## [Work instructions]
Find the string "name" in the entries and copy each line that has it.

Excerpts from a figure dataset
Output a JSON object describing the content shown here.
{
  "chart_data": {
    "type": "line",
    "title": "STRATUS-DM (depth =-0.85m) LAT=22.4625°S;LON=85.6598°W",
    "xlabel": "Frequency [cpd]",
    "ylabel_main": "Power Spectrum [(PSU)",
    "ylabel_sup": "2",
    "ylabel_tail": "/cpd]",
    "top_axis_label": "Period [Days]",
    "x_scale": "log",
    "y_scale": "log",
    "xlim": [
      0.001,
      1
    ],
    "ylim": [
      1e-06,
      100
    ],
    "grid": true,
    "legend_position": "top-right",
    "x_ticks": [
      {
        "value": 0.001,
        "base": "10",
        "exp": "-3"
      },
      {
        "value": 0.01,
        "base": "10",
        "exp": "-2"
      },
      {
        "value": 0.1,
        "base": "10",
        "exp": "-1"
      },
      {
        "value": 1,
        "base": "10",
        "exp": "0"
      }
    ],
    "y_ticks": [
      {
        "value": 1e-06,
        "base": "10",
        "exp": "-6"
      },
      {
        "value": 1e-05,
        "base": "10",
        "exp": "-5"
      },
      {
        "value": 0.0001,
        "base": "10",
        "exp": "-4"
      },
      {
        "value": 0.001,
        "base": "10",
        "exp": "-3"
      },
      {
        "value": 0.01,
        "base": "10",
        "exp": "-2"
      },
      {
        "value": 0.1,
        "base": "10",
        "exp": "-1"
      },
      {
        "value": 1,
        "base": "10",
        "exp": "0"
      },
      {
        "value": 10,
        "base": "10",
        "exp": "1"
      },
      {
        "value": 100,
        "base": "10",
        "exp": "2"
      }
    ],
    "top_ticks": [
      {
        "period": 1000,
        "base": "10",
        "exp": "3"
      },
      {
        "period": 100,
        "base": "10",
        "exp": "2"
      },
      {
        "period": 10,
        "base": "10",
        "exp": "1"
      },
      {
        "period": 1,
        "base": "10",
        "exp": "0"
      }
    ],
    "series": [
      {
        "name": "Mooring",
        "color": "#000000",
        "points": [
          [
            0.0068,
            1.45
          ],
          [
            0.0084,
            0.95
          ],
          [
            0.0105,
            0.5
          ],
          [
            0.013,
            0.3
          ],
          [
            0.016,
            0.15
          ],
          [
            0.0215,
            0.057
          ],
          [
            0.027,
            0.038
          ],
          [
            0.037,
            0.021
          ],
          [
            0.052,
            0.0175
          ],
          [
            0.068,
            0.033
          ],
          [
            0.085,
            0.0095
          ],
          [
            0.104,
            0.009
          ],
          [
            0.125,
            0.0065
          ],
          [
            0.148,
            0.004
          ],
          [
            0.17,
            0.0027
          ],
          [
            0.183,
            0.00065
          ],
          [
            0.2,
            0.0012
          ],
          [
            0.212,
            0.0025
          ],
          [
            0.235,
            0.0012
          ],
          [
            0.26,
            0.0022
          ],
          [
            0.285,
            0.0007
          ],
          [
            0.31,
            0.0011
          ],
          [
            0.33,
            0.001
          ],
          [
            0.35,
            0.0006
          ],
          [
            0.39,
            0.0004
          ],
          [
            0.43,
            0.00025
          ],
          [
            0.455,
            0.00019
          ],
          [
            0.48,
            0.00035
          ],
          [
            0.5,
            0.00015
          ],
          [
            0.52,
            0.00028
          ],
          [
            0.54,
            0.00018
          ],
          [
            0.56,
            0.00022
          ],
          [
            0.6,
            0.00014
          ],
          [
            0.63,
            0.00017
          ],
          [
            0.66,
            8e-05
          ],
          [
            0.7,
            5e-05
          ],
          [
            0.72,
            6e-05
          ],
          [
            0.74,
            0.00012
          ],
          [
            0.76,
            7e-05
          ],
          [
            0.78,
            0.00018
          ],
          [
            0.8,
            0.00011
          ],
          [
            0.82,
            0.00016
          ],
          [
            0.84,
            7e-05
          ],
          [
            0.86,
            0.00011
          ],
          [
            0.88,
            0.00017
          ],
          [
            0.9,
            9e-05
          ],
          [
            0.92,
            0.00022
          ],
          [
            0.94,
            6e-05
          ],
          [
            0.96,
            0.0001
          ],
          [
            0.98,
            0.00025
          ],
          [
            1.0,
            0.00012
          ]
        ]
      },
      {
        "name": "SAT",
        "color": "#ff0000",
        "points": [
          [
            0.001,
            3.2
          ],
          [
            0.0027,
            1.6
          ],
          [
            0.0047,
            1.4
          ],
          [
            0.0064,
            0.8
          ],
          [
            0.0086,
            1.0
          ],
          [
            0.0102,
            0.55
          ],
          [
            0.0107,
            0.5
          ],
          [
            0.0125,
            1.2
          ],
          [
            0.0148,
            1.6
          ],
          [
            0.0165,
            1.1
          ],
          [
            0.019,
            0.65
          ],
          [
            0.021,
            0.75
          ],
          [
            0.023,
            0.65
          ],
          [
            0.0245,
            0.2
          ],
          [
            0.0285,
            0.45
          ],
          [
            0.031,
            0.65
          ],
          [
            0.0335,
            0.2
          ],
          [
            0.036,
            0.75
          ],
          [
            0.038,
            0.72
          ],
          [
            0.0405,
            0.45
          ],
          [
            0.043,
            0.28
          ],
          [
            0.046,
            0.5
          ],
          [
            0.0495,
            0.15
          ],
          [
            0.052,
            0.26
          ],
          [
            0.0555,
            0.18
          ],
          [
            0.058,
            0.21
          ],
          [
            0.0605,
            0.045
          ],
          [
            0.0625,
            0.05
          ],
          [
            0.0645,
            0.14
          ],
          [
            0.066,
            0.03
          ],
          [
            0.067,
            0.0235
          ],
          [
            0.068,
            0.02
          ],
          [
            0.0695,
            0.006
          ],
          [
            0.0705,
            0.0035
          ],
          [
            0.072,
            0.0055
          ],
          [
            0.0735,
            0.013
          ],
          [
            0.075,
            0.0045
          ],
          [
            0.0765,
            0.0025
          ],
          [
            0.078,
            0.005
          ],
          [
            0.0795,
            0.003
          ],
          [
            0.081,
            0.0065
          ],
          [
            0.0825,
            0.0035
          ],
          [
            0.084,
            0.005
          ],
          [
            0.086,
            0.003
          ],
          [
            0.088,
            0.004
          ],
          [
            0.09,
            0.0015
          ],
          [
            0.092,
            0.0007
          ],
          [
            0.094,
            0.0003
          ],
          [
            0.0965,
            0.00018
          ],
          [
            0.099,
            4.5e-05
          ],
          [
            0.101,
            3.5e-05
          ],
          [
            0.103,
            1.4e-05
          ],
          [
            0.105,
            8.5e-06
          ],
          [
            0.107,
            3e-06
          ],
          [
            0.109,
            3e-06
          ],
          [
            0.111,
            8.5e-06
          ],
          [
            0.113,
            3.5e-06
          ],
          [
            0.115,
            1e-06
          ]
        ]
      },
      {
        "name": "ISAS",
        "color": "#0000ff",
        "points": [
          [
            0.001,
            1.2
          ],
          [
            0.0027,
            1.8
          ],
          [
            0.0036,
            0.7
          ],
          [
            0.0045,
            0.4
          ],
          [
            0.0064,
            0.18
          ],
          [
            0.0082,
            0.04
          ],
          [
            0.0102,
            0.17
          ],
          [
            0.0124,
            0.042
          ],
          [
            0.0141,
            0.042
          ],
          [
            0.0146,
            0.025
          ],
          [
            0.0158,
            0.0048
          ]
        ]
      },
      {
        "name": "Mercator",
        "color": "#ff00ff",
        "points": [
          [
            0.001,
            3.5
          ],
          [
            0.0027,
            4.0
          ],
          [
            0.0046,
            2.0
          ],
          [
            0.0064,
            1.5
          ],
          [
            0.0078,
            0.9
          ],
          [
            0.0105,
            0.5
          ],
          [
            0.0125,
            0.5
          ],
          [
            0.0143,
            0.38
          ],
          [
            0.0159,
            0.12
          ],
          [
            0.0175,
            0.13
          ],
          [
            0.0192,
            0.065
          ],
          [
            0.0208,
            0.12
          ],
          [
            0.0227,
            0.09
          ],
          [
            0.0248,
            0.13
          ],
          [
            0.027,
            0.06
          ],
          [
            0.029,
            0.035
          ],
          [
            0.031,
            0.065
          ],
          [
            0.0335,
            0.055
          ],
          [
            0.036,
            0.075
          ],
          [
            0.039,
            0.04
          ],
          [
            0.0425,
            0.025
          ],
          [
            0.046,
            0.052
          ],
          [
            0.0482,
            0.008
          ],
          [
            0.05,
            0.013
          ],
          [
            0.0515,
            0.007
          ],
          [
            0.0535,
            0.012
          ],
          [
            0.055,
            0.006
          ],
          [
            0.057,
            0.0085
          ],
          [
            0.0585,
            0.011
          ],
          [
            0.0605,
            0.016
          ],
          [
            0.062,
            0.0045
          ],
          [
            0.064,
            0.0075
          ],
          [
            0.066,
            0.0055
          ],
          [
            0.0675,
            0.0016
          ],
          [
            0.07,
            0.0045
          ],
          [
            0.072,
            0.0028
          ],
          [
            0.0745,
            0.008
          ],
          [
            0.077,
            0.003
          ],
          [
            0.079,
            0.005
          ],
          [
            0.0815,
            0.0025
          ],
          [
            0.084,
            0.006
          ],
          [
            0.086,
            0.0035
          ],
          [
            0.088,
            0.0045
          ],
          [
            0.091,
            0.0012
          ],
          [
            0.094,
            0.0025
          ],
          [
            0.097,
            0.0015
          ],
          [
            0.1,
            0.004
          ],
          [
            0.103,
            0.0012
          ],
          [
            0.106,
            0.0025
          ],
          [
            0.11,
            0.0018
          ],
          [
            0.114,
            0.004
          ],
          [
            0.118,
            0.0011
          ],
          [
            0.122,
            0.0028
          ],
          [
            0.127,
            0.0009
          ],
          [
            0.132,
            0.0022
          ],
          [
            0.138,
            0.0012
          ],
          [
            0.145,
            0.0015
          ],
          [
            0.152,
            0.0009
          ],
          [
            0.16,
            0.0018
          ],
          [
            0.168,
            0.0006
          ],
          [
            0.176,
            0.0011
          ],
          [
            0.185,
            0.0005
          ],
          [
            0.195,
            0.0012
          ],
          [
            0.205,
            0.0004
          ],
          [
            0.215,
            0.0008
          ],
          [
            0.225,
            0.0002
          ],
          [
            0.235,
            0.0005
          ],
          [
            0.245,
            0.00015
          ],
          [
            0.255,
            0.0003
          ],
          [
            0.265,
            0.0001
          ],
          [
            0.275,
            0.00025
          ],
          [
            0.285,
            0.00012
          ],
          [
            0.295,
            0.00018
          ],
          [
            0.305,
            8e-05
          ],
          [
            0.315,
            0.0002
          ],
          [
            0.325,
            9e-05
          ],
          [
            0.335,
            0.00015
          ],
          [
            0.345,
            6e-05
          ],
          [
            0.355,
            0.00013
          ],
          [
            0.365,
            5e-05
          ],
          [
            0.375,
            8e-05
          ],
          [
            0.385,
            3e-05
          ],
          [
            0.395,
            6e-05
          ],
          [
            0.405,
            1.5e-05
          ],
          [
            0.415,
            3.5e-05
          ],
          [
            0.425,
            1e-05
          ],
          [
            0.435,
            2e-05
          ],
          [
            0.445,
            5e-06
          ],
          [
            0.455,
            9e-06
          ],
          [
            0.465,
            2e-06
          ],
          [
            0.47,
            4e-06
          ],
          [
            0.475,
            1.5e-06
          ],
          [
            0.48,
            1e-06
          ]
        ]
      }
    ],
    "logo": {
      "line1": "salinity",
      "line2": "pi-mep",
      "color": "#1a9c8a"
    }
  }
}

## [Completed exercise]
        "name": "Mooring",
        "name": "SAT",
        "name": "ISAS",
        "name": "Mercator",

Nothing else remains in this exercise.